▶ _STATED TASK_: A verbatim copy of the records is required, with all pictures left out.

(Dataset rows about figures)
[start]

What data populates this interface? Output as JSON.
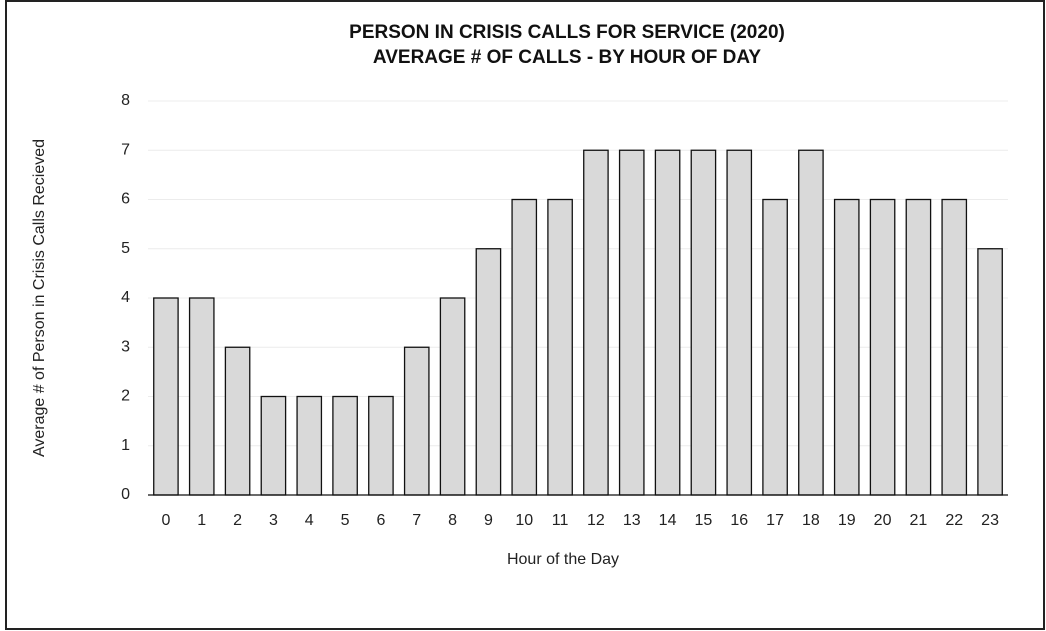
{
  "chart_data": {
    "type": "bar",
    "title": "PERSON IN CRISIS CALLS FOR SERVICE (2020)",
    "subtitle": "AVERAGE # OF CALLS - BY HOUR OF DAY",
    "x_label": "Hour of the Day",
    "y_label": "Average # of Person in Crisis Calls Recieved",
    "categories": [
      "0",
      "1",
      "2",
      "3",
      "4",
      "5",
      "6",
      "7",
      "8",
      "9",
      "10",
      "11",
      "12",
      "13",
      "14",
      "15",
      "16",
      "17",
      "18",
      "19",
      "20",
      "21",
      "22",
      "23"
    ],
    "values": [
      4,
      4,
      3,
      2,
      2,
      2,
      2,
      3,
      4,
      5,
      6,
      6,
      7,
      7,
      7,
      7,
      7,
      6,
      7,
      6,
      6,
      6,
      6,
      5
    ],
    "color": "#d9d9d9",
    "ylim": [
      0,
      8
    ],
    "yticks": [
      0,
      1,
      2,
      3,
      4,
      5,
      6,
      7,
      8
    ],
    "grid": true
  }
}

[end]

▶ _EXERCISE RESULT_:
What data populates this interface? Output as JSON.
{
  "chart_data": {
    "type": "bar",
    "title": "PERSON IN CRISIS CALLS FOR SERVICE (2020)",
    "subtitle": "AVERAGE # OF CALLS - BY HOUR OF DAY",
    "x_label": "Hour of the Day",
    "y_label": "Average # of Person in Crisis Calls Recieved",
    "categories": [
      "0",
      "1",
      "2",
      "3",
      "4",
      "5",
      "6",
      "7",
      "8",
      "9",
      "10",
      "11",
      "12",
      "13",
      "14",
      "15",
      "16",
      "17",
      "18",
      "19",
      "20",
      "21",
      "22",
      "23"
    ],
    "values": [
      4,
      4,
      3,
      2,
      2,
      2,
      2,
      3,
      4,
      5,
      6,
      6,
      7,
      7,
      7,
      7,
      7,
      6,
      7,
      6,
      6,
      6,
      6,
      5
    ],
    "color": "#d9d9d9",
    "ylim": [
      0,
      8
    ],
    "yticks": [
      0,
      1,
      2,
      3,
      4,
      5,
      6,
      7,
      8
    ],
    "grid": true
  }
}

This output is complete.